GIVEN DATA ▸
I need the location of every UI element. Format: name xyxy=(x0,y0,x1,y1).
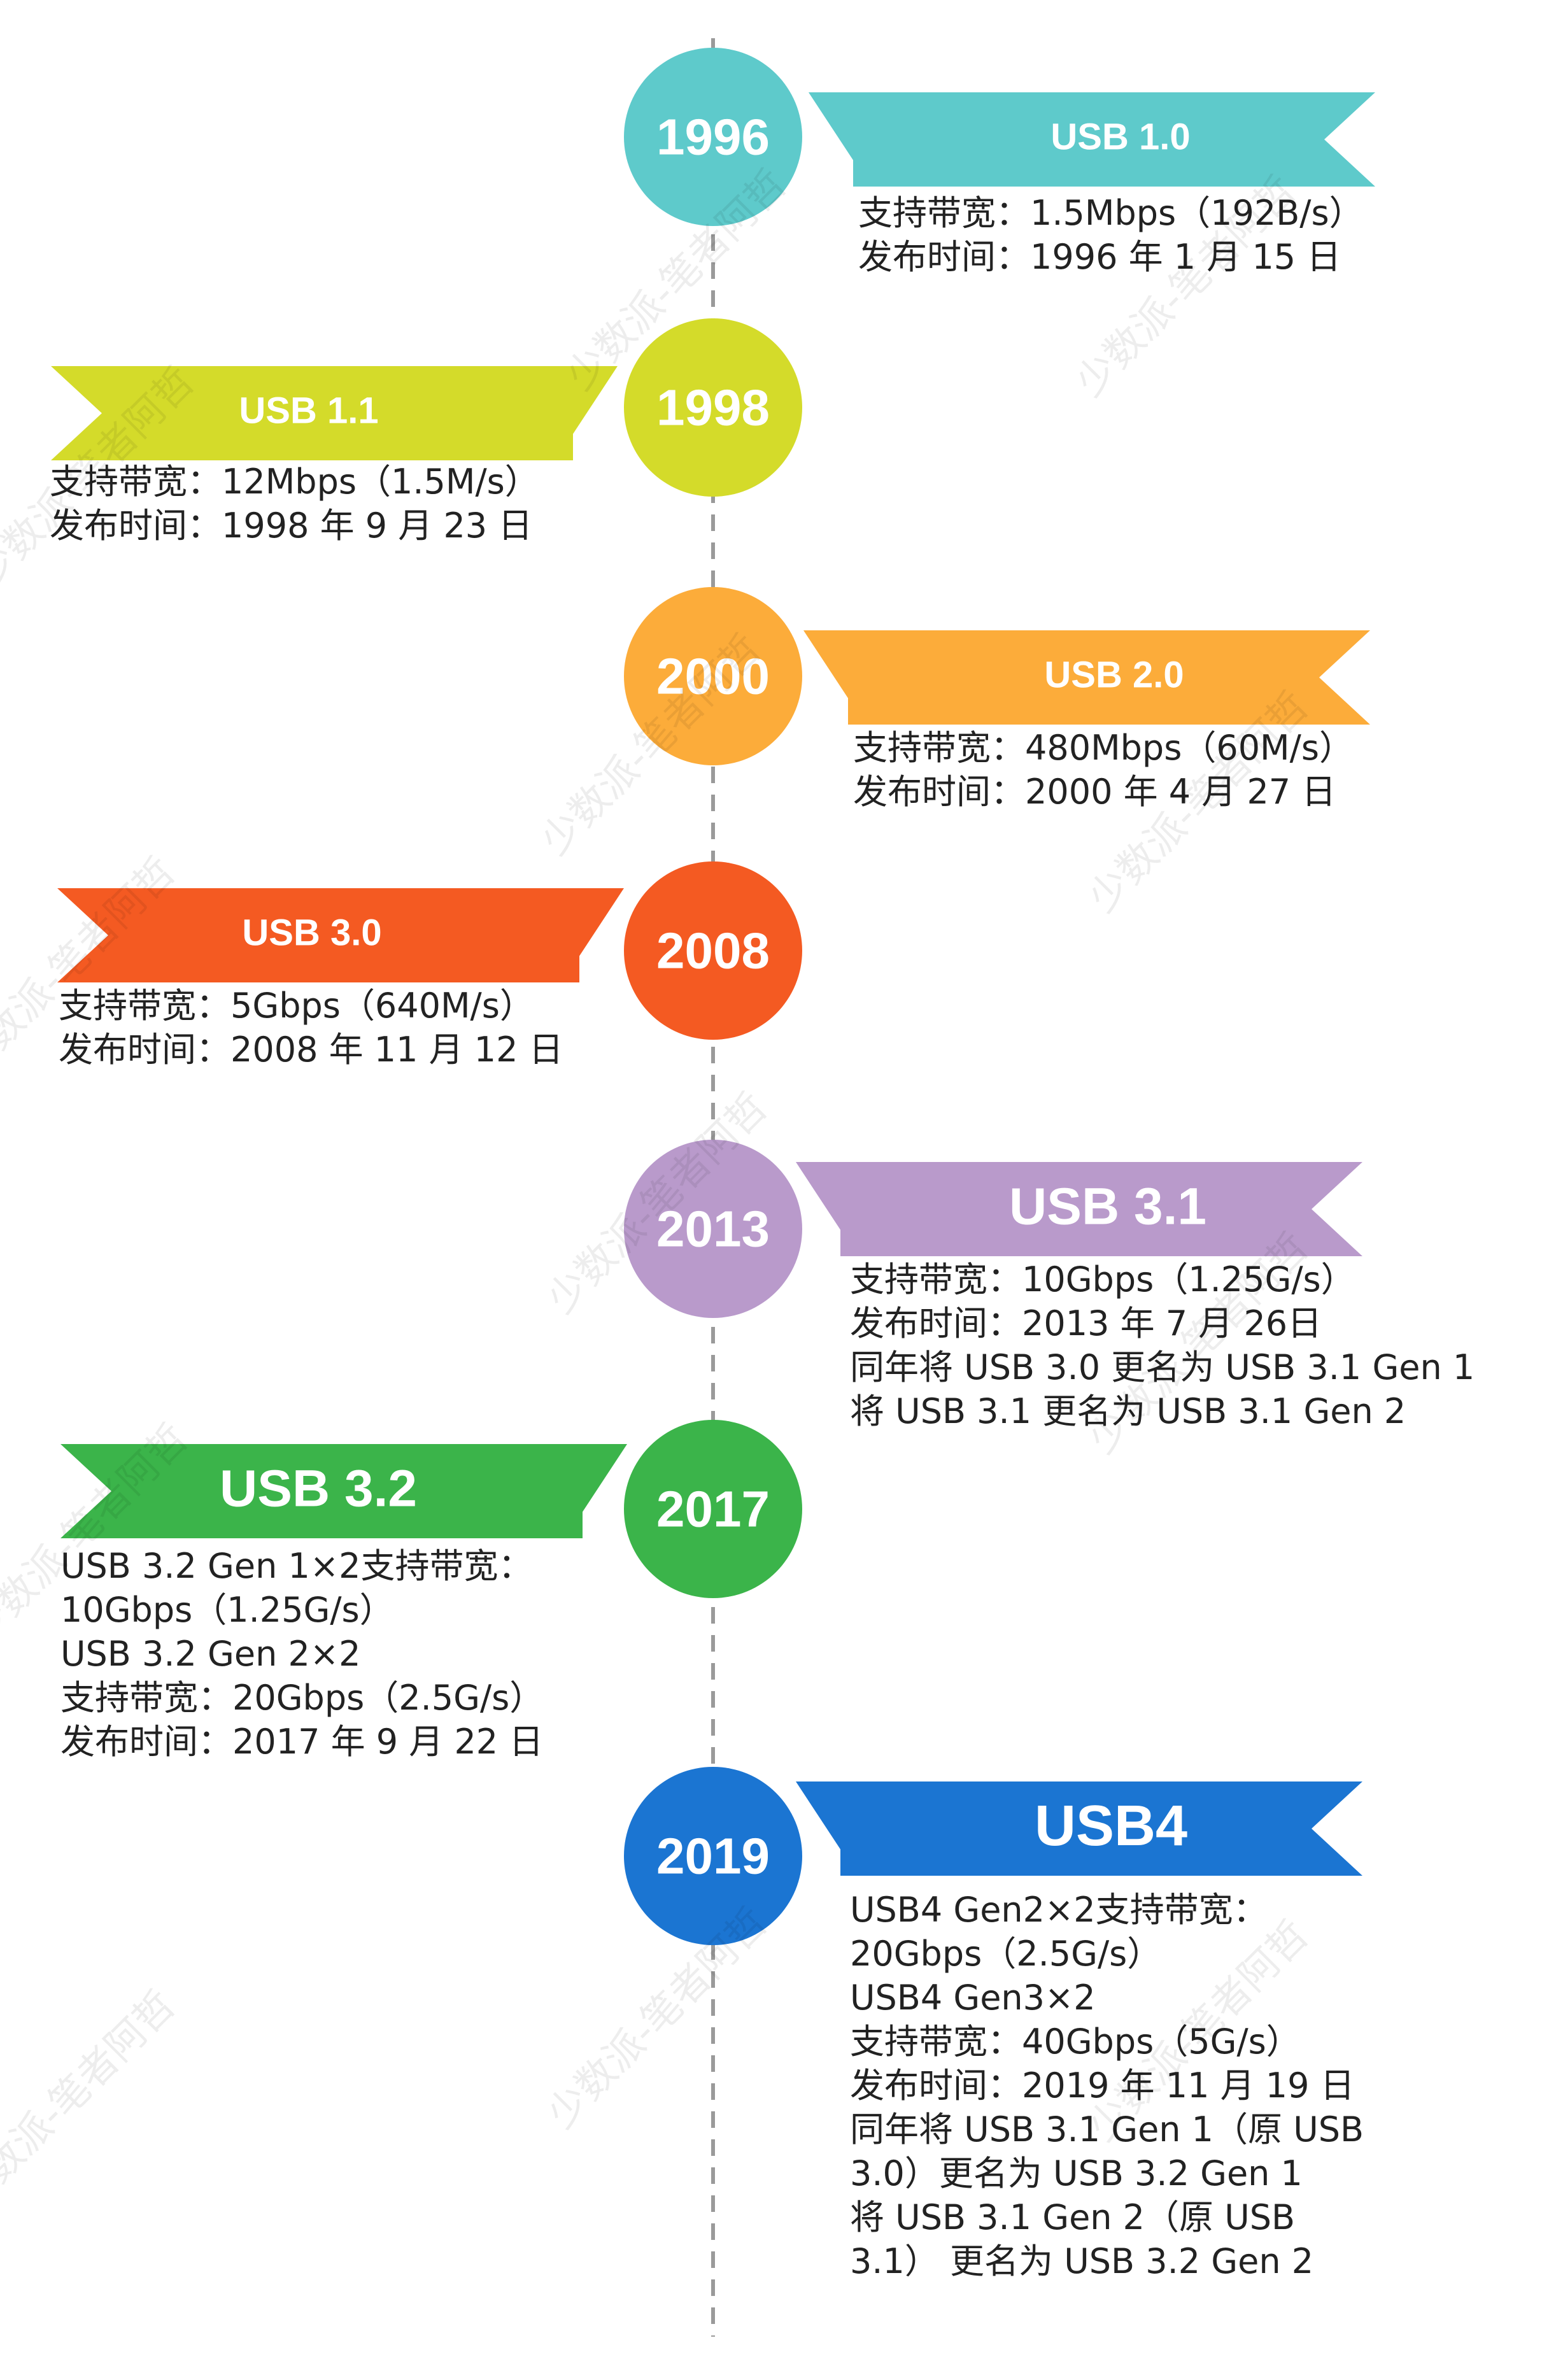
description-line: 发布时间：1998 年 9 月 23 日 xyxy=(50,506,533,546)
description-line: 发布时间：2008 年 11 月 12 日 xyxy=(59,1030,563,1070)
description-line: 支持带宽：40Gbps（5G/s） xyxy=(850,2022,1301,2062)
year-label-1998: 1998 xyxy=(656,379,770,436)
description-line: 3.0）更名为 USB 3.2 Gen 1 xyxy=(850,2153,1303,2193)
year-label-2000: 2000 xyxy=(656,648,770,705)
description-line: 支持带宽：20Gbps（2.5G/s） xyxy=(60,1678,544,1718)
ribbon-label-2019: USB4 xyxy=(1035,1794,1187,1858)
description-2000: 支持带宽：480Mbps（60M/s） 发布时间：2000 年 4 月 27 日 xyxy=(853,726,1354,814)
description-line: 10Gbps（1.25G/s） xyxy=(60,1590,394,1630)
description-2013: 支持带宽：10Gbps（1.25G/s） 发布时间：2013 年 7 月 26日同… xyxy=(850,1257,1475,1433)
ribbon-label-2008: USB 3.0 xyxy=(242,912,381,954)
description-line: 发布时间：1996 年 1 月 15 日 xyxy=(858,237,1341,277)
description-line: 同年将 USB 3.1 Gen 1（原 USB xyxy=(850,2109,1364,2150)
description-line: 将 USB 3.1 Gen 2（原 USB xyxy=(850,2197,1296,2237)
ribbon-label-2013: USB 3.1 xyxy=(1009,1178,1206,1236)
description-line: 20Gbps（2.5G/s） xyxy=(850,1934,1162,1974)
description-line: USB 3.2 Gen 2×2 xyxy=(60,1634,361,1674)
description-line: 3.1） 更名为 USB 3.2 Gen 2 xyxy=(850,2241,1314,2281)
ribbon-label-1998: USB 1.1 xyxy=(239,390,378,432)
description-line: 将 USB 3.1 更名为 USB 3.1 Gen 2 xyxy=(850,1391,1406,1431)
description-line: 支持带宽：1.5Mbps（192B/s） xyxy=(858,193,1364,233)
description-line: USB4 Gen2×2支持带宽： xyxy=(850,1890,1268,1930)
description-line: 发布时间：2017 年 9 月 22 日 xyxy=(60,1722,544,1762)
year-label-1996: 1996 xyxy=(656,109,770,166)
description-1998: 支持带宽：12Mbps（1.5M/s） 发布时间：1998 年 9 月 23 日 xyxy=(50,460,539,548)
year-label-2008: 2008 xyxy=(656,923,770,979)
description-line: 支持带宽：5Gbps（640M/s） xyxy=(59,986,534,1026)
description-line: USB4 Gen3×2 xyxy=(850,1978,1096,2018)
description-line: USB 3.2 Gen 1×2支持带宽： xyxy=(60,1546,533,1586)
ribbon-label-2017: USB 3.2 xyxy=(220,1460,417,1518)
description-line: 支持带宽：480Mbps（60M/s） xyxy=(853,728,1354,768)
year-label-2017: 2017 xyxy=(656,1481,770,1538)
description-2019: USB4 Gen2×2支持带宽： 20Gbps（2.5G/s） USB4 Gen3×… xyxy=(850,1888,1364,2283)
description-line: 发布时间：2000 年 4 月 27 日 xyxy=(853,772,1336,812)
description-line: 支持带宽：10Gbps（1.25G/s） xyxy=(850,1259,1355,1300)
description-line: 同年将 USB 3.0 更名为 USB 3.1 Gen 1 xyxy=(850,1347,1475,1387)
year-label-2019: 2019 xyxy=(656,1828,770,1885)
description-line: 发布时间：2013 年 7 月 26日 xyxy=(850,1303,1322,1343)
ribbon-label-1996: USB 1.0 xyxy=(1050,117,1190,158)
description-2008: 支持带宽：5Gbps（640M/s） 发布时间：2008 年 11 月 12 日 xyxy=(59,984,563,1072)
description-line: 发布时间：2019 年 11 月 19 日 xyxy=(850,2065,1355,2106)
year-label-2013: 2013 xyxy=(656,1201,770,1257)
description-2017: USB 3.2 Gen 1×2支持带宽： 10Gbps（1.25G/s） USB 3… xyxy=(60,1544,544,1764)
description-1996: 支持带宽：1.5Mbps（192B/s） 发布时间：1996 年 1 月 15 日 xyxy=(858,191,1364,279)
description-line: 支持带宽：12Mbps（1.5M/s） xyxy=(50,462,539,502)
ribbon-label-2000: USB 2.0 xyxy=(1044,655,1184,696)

...

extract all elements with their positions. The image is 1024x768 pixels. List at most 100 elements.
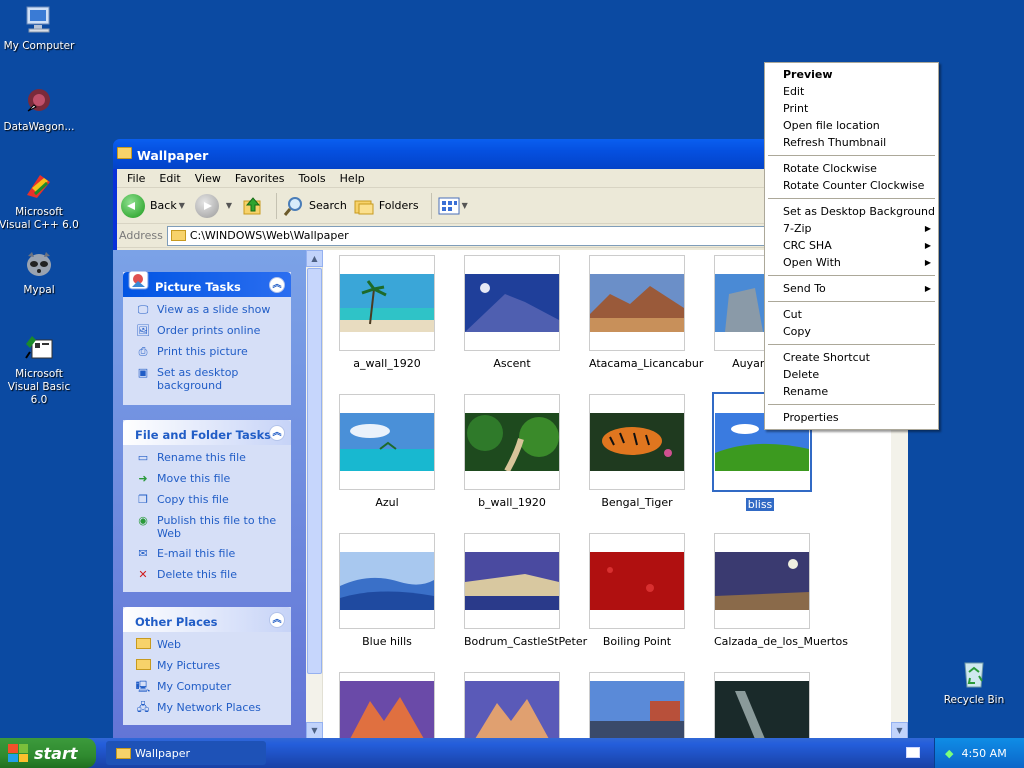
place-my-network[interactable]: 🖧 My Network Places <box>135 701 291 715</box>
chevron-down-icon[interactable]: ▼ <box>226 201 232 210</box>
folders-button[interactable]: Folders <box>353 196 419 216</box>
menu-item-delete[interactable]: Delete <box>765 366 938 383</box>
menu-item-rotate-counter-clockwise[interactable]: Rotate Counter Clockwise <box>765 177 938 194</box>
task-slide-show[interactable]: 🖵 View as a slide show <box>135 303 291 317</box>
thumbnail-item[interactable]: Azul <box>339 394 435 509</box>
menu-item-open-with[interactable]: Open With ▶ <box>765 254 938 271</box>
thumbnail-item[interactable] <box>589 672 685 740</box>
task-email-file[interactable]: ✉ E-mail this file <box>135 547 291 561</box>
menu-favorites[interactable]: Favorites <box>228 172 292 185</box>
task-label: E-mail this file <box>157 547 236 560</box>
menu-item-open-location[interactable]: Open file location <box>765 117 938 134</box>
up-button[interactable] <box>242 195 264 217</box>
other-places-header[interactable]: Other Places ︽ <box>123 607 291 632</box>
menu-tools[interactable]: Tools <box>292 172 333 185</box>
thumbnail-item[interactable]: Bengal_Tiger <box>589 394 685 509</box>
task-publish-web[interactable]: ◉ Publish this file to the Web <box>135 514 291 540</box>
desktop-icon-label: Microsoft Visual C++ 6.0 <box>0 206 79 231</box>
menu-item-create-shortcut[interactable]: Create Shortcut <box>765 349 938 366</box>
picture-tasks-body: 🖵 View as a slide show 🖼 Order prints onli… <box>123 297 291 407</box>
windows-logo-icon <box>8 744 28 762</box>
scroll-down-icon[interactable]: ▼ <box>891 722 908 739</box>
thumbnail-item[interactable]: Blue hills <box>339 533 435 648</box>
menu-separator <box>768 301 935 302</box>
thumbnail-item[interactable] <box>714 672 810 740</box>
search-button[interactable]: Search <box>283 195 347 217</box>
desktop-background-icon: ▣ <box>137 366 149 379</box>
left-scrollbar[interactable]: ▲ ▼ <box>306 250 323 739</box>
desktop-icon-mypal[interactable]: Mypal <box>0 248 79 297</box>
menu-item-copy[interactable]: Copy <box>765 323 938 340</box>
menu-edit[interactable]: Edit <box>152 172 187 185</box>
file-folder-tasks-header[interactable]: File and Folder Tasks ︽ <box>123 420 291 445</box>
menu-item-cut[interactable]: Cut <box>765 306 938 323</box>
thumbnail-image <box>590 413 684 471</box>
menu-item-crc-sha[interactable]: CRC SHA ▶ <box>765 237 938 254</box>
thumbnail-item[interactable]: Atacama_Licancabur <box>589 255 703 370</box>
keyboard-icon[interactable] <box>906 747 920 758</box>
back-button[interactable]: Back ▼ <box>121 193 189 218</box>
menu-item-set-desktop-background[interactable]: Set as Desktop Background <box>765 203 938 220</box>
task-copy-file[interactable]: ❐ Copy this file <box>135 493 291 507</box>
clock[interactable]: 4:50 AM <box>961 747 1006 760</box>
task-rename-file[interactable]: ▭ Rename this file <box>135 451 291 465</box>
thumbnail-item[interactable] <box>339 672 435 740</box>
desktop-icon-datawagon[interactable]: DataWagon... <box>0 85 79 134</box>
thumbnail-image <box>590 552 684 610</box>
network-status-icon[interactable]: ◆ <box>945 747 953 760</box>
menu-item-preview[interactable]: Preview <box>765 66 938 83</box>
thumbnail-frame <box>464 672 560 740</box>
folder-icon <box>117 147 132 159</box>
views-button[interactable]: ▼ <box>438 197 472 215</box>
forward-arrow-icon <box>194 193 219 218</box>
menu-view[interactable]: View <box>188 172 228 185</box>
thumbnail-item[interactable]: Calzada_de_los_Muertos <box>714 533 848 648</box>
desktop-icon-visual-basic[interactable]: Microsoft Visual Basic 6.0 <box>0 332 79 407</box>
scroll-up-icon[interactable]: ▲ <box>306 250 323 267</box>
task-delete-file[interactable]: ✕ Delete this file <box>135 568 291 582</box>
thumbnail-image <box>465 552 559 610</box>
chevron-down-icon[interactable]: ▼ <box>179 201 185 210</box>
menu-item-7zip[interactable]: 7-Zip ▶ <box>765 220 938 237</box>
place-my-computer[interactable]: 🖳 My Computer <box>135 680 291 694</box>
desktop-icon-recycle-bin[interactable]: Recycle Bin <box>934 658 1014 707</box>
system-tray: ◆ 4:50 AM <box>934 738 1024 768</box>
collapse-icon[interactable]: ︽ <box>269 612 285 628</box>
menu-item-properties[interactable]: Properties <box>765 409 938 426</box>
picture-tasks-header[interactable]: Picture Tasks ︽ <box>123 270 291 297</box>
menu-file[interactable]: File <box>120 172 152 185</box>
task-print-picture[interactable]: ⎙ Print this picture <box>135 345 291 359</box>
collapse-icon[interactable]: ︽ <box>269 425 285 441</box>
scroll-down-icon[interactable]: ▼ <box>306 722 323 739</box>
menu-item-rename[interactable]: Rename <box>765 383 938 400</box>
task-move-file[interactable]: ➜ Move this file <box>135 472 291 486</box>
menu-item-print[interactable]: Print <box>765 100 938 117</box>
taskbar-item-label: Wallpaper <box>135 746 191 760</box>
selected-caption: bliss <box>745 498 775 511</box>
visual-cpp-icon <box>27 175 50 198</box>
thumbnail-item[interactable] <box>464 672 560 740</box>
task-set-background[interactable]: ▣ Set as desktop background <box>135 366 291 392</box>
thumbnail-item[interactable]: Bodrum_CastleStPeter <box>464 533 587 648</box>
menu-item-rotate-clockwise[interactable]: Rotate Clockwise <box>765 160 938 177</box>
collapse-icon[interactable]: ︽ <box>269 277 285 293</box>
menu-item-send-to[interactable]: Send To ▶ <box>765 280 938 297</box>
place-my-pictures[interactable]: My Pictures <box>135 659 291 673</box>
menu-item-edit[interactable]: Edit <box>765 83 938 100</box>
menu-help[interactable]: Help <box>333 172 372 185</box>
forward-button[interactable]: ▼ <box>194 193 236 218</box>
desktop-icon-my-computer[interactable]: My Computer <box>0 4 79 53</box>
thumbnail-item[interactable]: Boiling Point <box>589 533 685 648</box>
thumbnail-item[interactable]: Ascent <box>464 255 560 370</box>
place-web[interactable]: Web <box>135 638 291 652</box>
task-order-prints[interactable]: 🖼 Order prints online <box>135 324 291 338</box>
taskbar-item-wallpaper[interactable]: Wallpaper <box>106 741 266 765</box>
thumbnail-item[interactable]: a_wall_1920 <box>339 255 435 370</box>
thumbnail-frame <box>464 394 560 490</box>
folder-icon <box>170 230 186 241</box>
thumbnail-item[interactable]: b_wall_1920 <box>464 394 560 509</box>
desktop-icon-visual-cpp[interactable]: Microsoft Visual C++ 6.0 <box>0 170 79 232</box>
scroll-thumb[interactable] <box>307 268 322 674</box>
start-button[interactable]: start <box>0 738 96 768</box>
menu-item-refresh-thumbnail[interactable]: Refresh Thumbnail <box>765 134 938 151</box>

PROBLEM DETAILS ▸ Repeat, character for character, the lines from the one containing "description-line: 发布时间：1998 年" through the one containing "ribbon-label-2017: USB 3.2", with both of those lines included.

TASK SOLUTION ▸
description-line: 发布时间：1998 年 9 月 23 日 xyxy=(50,506,533,546)
description-line: 发布时间：2008 年 11 月 12 日 xyxy=(59,1030,563,1070)
description-line: 支持带宽：40Gbps（5G/s） xyxy=(850,2022,1301,2062)
year-label-1998: 1998 xyxy=(656,379,770,436)
description-line: 3.0）更名为 USB 3.2 Gen 1 xyxy=(850,2153,1303,2193)
year-label-2000: 2000 xyxy=(656,648,770,705)
description-line: 支持带宽：20Gbps（2.5G/s） xyxy=(60,1678,544,1718)
ribbon-label-2019: USB4 xyxy=(1035,1794,1187,1858)
description-2000: 支持带宽：480Mbps（60M/s） 发布时间：2000 年 4 月 27 日 xyxy=(853,726,1354,814)
description-line: 10Gbps（1.25G/s） xyxy=(60,1590,394,1630)
description-2013: 支持带宽：10Gbps（1.25G/s） 发布时间：2013 年 7 月 26日同… xyxy=(850,1257,1475,1433)
ribbon-label-2008: USB 3.0 xyxy=(242,912,381,954)
description-line: 发布时间：1996 年 1 月 15 日 xyxy=(858,237,1341,277)
description-line: 同年将 USB 3.1 Gen 1（原 USB xyxy=(850,2109,1364,2150)
description-line: 将 USB 3.1 Gen 2（原 USB xyxy=(850,2197,1296,2237)
ribbon-label-2013: USB 3.1 xyxy=(1009,1178,1206,1236)
description-line: 20Gbps（2.5G/s） xyxy=(850,1934,1162,1974)
description-line: USB 3.2 Gen 2×2 xyxy=(60,1634,361,1674)
description-line: 3.1） 更名为 USB 3.2 Gen 2 xyxy=(850,2241,1314,2281)
ribbon-label-1998: USB 1.1 xyxy=(239,390,378,432)
description-line: 将 USB 3.1 更名为 USB 3.1 Gen 2 xyxy=(850,1391,1406,1431)
description-line: 支持带宽：1.5Mbps（192B/s） xyxy=(858,193,1364,233)
description-line: USB4 Gen2×2支持带宽： xyxy=(850,1890,1268,1930)
description-line: 发布时间：2017 年 9 月 22 日 xyxy=(60,1722,544,1762)
year-label-1996: 1996 xyxy=(656,109,770,166)
description-1998: 支持带宽：12Mbps（1.5M/s） 发布时间：1998 年 9 月 23 日 xyxy=(50,460,539,548)
year-label-2008: 2008 xyxy=(656,923,770,979)
description-line: 支持带宽：5Gbps（640M/s） xyxy=(59,986,534,1026)
description-line: USB4 Gen3×2 xyxy=(850,1978,1096,2018)
description-line: USB 3.2 Gen 1×2支持带宽： xyxy=(60,1546,533,1586)
ribbon-label-2017: USB 3.2 xyxy=(220,1460,417,1518)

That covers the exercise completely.